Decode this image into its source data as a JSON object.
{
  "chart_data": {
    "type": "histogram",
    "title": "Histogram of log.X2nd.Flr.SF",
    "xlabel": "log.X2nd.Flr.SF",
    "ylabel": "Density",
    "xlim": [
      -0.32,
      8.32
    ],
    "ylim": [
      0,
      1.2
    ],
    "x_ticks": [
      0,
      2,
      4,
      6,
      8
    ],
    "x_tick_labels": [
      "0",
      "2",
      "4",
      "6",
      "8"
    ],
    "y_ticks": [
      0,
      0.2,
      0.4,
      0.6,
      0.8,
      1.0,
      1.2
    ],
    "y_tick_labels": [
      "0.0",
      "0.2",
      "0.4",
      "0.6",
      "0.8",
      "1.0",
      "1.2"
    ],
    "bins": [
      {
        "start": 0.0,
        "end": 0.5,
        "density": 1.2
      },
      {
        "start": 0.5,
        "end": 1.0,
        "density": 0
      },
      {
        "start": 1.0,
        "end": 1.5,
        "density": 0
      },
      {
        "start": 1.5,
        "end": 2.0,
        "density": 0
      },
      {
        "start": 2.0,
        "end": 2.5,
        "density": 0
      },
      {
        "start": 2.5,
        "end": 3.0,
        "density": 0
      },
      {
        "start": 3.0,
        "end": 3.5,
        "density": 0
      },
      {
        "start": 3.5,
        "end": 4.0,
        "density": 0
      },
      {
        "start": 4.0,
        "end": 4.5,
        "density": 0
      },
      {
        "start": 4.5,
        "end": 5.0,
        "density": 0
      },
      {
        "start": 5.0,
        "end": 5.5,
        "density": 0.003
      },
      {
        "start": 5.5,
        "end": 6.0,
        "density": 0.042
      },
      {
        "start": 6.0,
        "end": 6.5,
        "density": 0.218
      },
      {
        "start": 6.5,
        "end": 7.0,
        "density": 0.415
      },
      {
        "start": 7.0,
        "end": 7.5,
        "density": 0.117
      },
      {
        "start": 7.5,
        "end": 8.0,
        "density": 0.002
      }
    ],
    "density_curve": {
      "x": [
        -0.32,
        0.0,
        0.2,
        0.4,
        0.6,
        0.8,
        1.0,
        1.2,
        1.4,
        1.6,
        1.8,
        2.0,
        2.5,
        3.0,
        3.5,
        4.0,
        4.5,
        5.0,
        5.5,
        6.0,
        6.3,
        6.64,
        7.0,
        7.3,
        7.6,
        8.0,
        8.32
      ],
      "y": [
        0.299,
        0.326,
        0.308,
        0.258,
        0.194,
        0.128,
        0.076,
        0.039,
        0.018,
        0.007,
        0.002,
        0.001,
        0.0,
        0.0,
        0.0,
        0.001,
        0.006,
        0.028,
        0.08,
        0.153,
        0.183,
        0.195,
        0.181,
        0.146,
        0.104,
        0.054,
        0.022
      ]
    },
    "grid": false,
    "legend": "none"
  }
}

──────────

*Required work:* Reproduce each record shown above without altering a single word.

*Written answer:*
Decode this image into its source data as a JSON object.
{
  "chart_data": {
    "type": "histogram",
    "title": "Histogram of log.X2nd.Flr.SF",
    "xlabel": "log.X2nd.Flr.SF",
    "ylabel": "Density",
    "xlim": [
      -0.32,
      8.32
    ],
    "ylim": [
      0,
      1.2
    ],
    "x_ticks": [
      0,
      2,
      4,
      6,
      8
    ],
    "x_tick_labels": [
      "0",
      "2",
      "4",
      "6",
      "8"
    ],
    "y_ticks": [
      0,
      0.2,
      0.4,
      0.6,
      0.8,
      1.0,
      1.2
    ],
    "y_tick_labels": [
      "0.0",
      "0.2",
      "0.4",
      "0.6",
      "0.8",
      "1.0",
      "1.2"
    ],
    "bins": [
      {
        "start": 0.0,
        "end": 0.5,
        "density": 1.2
      },
      {
        "start": 0.5,
        "end": 1.0,
        "density": 0
      },
      {
        "start": 1.0,
        "end": 1.5,
        "density": 0
      },
      {
        "start": 1.5,
        "end": 2.0,
        "density": 0
      },
      {
        "start": 2.0,
        "end": 2.5,
        "density": 0
      },
      {
        "start": 2.5,
        "end": 3.0,
        "density": 0
      },
      {
        "start": 3.0,
        "end": 3.5,
        "density": 0
      },
      {
        "start": 3.5,
        "end": 4.0,
        "density": 0
      },
      {
        "start": 4.0,
        "end": 4.5,
        "density": 0
      },
      {
        "start": 4.5,
        "end": 5.0,
        "density": 0
      },
      {
        "start": 5.0,
        "end": 5.5,
        "density": 0.003
      },
      {
        "start": 5.5,
        "end": 6.0,
        "density": 0.042
      },
      {
        "start": 6.0,
        "end": 6.5,
        "density": 0.218
      },
      {
        "start": 6.5,
        "end": 7.0,
        "density": 0.415
      },
      {
        "start": 7.0,
        "end": 7.5,
        "density": 0.117
      },
      {
        "start": 7.5,
        "end": 8.0,
        "density": 0.002
      }
    ],
    "density_curve": {
      "x": [
        -0.32,
        0.0,
        0.2,
        0.4,
        0.6,
        0.8,
        1.0,
        1.2,
        1.4,
        1.6,
        1.8,
        2.0,
        2.5,
        3.0,
        3.5,
        4.0,
        4.5,
        5.0,
        5.5,
        6.0,
        6.3,
        6.64,
        7.0,
        7.3,
        7.6,
        8.0,
        8.32
      ],
      "y": [
        0.299,
        0.326,
        0.308,
        0.258,
        0.194,
        0.128,
        0.076,
        0.039,
        0.018,
        0.007,
        0.002,
        0.001,
        0.0,
        0.0,
        0.0,
        0.001,
        0.006,
        0.028,
        0.08,
        0.153,
        0.183,
        0.195,
        0.181,
        0.146,
        0.104,
        0.054,
        0.022
      ]
    },
    "grid": false,
    "legend": "none"
  }
}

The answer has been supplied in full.